◆ What you need to do
Lines that contain "this" are to be counted; give only their number.

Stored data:
____
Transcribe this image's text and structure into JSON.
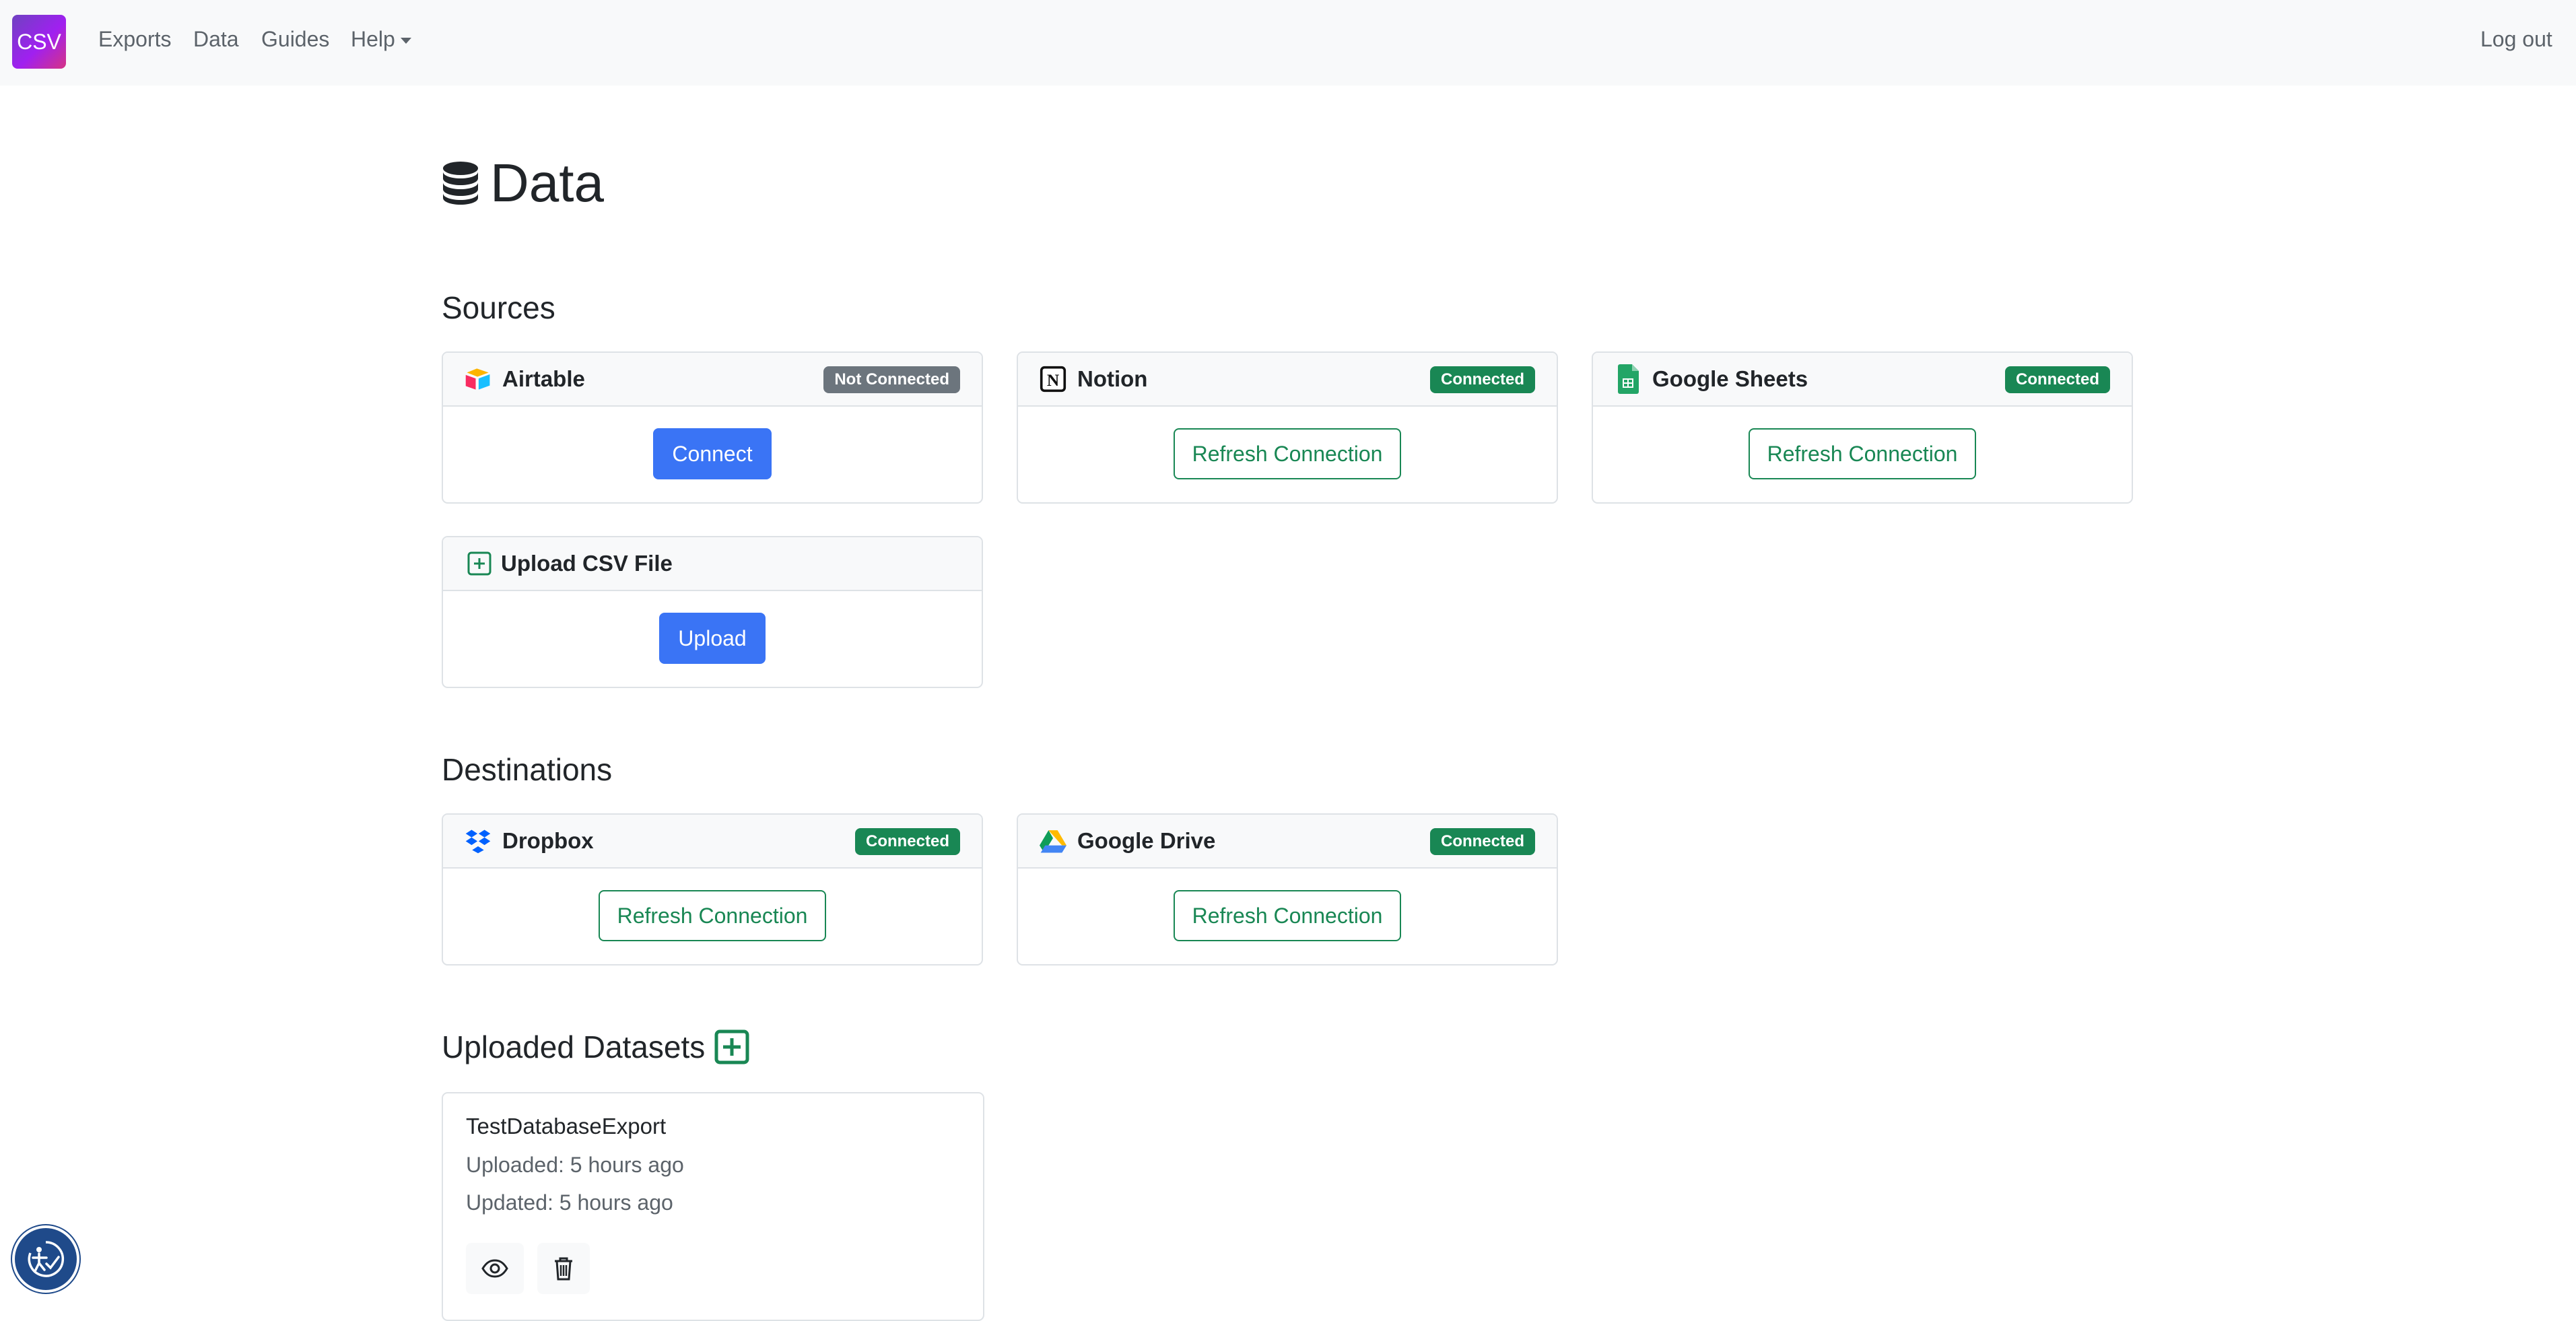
{
  "nav": {
    "brand": "CSV",
    "links": [
      "Exports",
      "Data",
      "Guides",
      "Help"
    ],
    "logout": "Log out"
  },
  "page": {
    "title": "Data",
    "title_icon": "database-icon"
  },
  "sources": {
    "heading": "Sources",
    "cards": [
      {
        "name": "Airtable",
        "icon": "airtable-icon",
        "status": "Not Connected",
        "button": "Connect"
      },
      {
        "name": "Notion",
        "icon": "notion-icon",
        "status": "Connected",
        "button": "Refresh Connection"
      },
      {
        "name": "Google Sheets",
        "icon": "google-sheets-icon",
        "status": "Connected",
        "button": "Refresh Connection"
      },
      {
        "name": "Upload CSV File",
        "icon": "plus-square-icon",
        "button": "Upload"
      }
    ]
  },
  "destinations": {
    "heading": "Destinations",
    "cards": [
      {
        "name": "Dropbox",
        "icon": "dropbox-icon",
        "status": "Connected",
        "button": "Refresh Connection"
      },
      {
        "name": "Google Drive",
        "icon": "google-drive-icon",
        "status": "Connected",
        "button": "Refresh Connection"
      }
    ]
  },
  "datasets": {
    "heading": "Uploaded Datasets",
    "items": [
      {
        "name": "TestDatabaseExport",
        "uploaded": "Uploaded: 5 hours ago",
        "updated": "Updated: 5 hours ago"
      }
    ]
  },
  "colors": {
    "primary": "#3a74f5",
    "success": "#198754",
    "secondary": "#6c757d",
    "navbar_bg": "#f8f9fa"
  }
}
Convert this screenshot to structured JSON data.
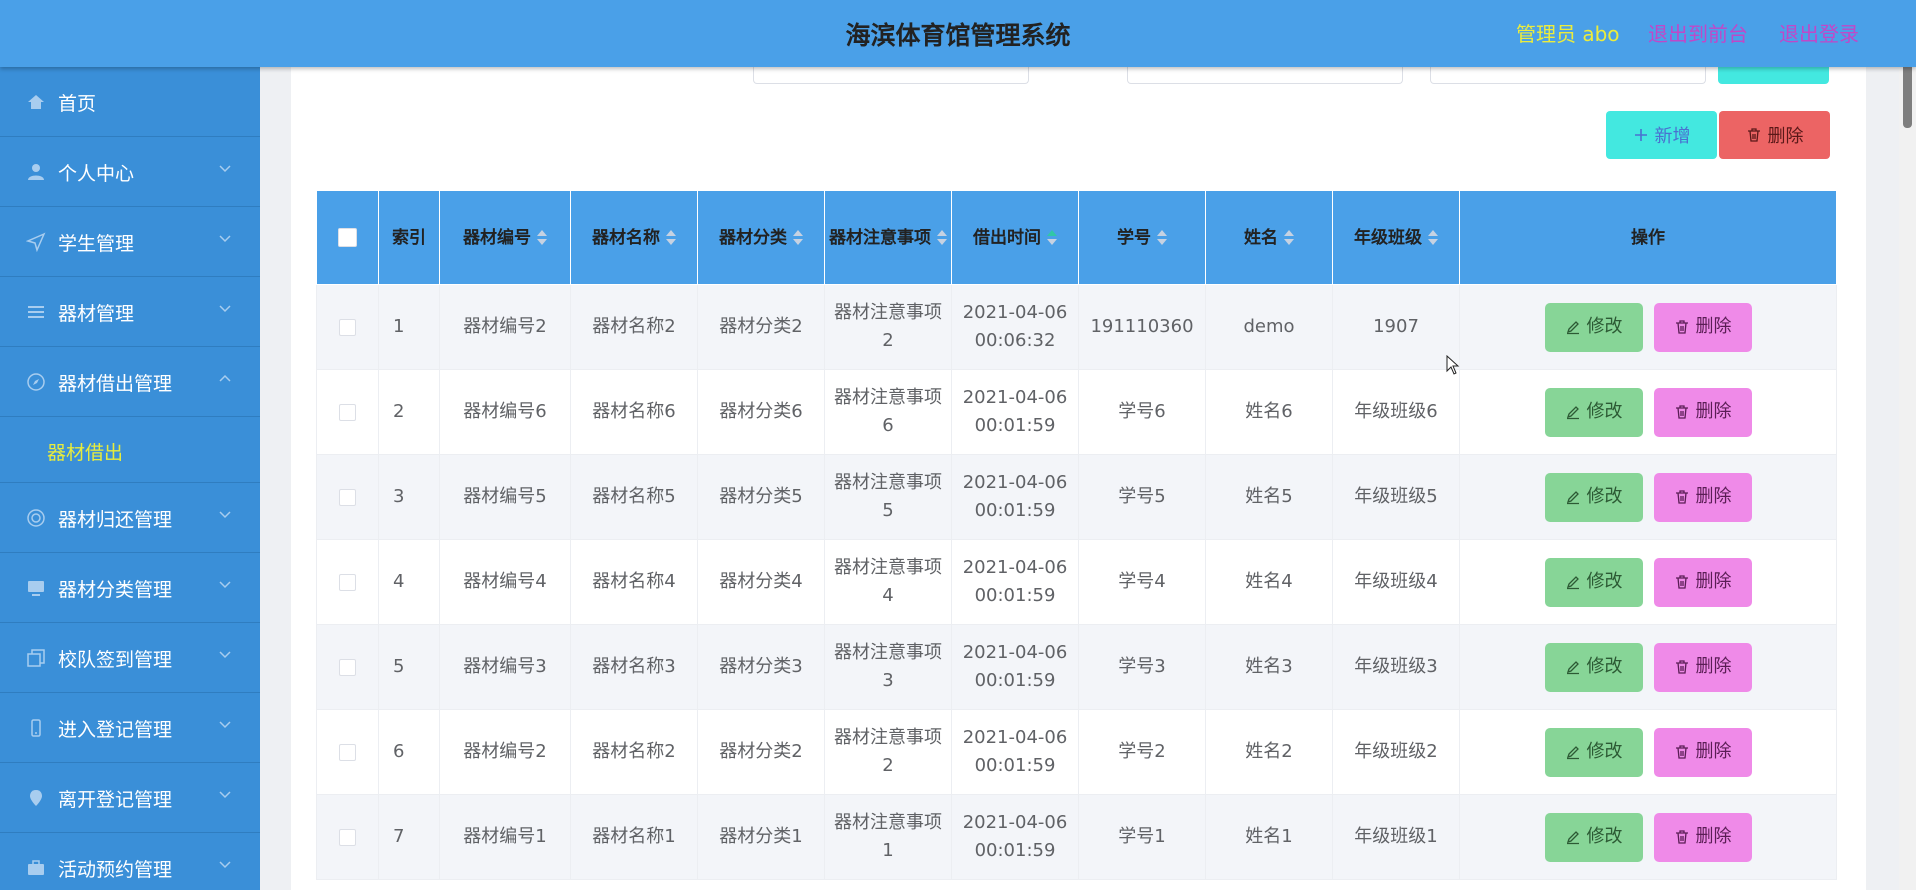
{
  "header": {
    "title": "海滨体育馆管理系统",
    "admin_label": "管理员 abo",
    "front_link": "退出到前台",
    "logout_link": "退出登录"
  },
  "sidebar": {
    "items": [
      {
        "label": "首页",
        "icon": "home-icon"
      },
      {
        "label": "个人中心",
        "icon": "user-icon"
      },
      {
        "label": "学生管理",
        "icon": "send-icon"
      },
      {
        "label": "器材管理",
        "icon": "list-icon"
      },
      {
        "label": "器材借出管理",
        "icon": "compass-icon"
      },
      {
        "label": "器材归还管理",
        "icon": "target-icon"
      },
      {
        "label": "器材分类管理",
        "icon": "monitor-icon"
      },
      {
        "label": "校队签到管理",
        "icon": "copy-icon"
      },
      {
        "label": "进入登记管理",
        "icon": "mobile-icon"
      },
      {
        "label": "离开登记管理",
        "icon": "location-icon"
      },
      {
        "label": "活动预约管理",
        "icon": "briefcase-icon"
      }
    ],
    "submenu_active": "器材借出"
  },
  "toolbar": {
    "add_label": "新增",
    "delete_label": "删除"
  },
  "table": {
    "columns": {
      "index": "索引",
      "code": "器材编号",
      "name": "器材名称",
      "category": "器材分类",
      "notes": "器材注意事项",
      "time": "借出时间",
      "student_id": "学号",
      "student_name": "姓名",
      "grade": "年级班级",
      "ops": "操作"
    },
    "rows": [
      {
        "index": "1",
        "code": "器材编号2",
        "name": "器材名称2",
        "category": "器材分类2",
        "notes": "器材注意事项2",
        "date": "2021-04-06",
        "time": "00:06:32",
        "student_id": "191110360",
        "student_name": "demo",
        "grade": "1907"
      },
      {
        "index": "2",
        "code": "器材编号6",
        "name": "器材名称6",
        "category": "器材分类6",
        "notes": "器材注意事项6",
        "date": "2021-04-06",
        "time": "00:01:59",
        "student_id": "学号6",
        "student_name": "姓名6",
        "grade": "年级班级6"
      },
      {
        "index": "3",
        "code": "器材编号5",
        "name": "器材名称5",
        "category": "器材分类5",
        "notes": "器材注意事项5",
        "date": "2021-04-06",
        "time": "00:01:59",
        "student_id": "学号5",
        "student_name": "姓名5",
        "grade": "年级班级5"
      },
      {
        "index": "4",
        "code": "器材编号4",
        "name": "器材名称4",
        "category": "器材分类4",
        "notes": "器材注意事项4",
        "date": "2021-04-06",
        "time": "00:01:59",
        "student_id": "学号4",
        "student_name": "姓名4",
        "grade": "年级班级4"
      },
      {
        "index": "5",
        "code": "器材编号3",
        "name": "器材名称3",
        "category": "器材分类3",
        "notes": "器材注意事项3",
        "date": "2021-04-06",
        "time": "00:01:59",
        "student_id": "学号3",
        "student_name": "姓名3",
        "grade": "年级班级3"
      },
      {
        "index": "6",
        "code": "器材编号2",
        "name": "器材名称2",
        "category": "器材分类2",
        "notes": "器材注意事项2",
        "date": "2021-04-06",
        "time": "00:01:59",
        "student_id": "学号2",
        "student_name": "姓名2",
        "grade": "年级班级2"
      },
      {
        "index": "7",
        "code": "器材编号1",
        "name": "器材名称1",
        "category": "器材分类1",
        "notes": "器材注意事项1",
        "date": "2021-04-06",
        "time": "00:01:59",
        "student_id": "学号1",
        "student_name": "姓名1",
        "grade": "年级班级1"
      }
    ],
    "row_actions": {
      "edit_label": "修改",
      "delete_label": "删除"
    }
  },
  "colors": {
    "header_bg": "#4aa0e8",
    "sidebar_bg": "#3a8fd8",
    "admin_text": "#ecec3c",
    "link_text": "#c048c8",
    "add_button": "#43e8e0",
    "delete_button": "#ec6464",
    "edit_row_button": "#87d597",
    "delete_row_button": "#ef8ae8"
  }
}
____
◆ Answer in full
2